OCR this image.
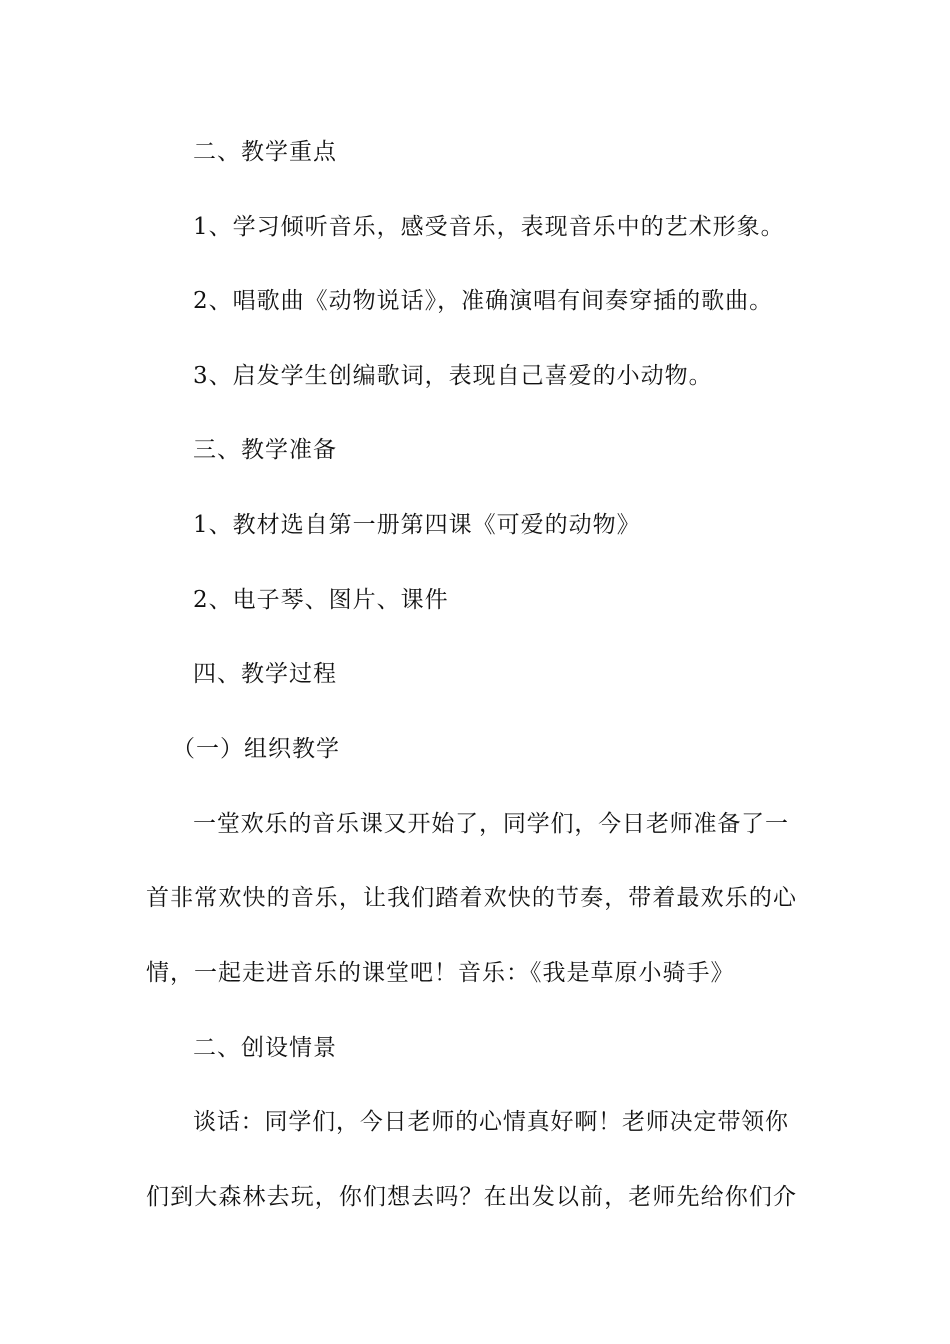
二、教学重点
1、学习倾听音乐，感受音乐，表现音乐中的艺术形象。
2、唱歌曲《动物说话》，准确演唱有间奏穿插的歌曲。
3、启发学生创编歌词，表现自己喜爱的小动物。
三、教学准备
1、教材选自第一册第四课《可爱的动物》
2、电子琴、图片、课件
四、教学过程
（一）组织教学
一堂欢乐的音乐课又开始了，同学们，今日老师准备了一
首非常欢快的音乐，让我们踏着欢快的节奏，带着最欢乐的心
情，一起走进音乐的课堂吧！音乐：《我是草原小骑手》
二、创设情景
谈话：同学们，今日老师的心情真好啊！老师决定带领你
们到大森林去玩，你们想去吗？在出发以前，老师先给你们介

◆ **PROBLEM DETAILS**: Write every entry out again exactly, dropping the pictures.

◆ **SOLUTION TO THIS PROBLEM**:
OCR this image.
二、教学重点
1、学习倾听音乐，感受音乐，表现音乐中的艺术形象。
2、唱歌曲《动物说话》，准确演唱有间奏穿插的歌曲。
3、启发学生创编歌词，表现自己喜爱的小动物。
三、教学准备
1、教材选自第一册第四课《可爱的动物》
2、电子琴、图片、课件
四、教学过程
（一）组织教学
一堂欢乐的音乐课又开始了，同学们，今日老师准备了一
首非常欢快的音乐，让我们踏着欢快的节奏，带着最欢乐的心
情，一起走进音乐的课堂吧！音乐：《我是草原小骑手》
二、创设情景
谈话：同学们，今日老师的心情真好啊！老师决定带领你
们到大森林去玩，你们想去吗？在出发以前，老师先给你们介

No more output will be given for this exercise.